— begin SOURCE DATA —
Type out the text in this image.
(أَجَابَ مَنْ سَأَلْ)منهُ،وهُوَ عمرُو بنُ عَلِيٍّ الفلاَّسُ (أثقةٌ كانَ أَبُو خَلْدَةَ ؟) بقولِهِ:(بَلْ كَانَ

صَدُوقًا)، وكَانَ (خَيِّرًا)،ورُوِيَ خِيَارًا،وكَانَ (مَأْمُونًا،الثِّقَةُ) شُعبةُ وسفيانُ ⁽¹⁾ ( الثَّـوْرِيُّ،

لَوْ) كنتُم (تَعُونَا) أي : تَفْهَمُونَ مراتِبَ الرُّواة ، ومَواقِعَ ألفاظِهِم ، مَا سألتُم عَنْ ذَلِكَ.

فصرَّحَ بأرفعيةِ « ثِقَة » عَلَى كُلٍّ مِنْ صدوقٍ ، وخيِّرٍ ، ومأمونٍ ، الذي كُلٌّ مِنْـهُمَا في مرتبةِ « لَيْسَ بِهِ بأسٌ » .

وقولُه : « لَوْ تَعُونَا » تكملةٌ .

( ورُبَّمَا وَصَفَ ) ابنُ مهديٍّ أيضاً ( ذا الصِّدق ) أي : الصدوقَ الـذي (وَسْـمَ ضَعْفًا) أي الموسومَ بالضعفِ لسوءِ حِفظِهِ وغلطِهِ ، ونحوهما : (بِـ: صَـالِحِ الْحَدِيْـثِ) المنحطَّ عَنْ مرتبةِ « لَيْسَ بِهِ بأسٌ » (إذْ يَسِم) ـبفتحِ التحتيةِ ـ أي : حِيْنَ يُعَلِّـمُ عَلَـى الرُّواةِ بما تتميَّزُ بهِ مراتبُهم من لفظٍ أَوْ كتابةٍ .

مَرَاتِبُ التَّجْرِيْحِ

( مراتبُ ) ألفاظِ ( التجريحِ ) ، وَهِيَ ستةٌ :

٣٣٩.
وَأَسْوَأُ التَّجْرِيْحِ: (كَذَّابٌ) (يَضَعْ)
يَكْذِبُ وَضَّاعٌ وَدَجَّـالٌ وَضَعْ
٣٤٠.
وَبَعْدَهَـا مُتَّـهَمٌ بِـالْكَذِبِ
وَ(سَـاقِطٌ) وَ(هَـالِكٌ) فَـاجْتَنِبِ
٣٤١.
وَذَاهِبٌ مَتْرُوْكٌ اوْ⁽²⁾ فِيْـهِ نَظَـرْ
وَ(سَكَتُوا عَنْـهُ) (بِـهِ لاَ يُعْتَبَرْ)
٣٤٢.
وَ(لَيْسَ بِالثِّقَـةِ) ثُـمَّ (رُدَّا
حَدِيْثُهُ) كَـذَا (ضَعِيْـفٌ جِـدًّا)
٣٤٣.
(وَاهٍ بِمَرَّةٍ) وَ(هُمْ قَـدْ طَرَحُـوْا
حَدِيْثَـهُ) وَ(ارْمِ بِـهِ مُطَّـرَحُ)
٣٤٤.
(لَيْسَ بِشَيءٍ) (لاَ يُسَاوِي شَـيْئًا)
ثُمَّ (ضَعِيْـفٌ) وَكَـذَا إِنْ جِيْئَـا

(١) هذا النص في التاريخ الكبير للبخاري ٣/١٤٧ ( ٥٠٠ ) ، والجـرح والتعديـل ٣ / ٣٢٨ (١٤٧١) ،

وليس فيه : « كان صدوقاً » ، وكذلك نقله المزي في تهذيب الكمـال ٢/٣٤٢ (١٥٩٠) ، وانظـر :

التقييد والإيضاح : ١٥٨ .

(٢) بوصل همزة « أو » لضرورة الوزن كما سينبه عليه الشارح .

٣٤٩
— end SOURCE DATA —
Provide only the number of lines in the entries that hold the word "مرتبة".

2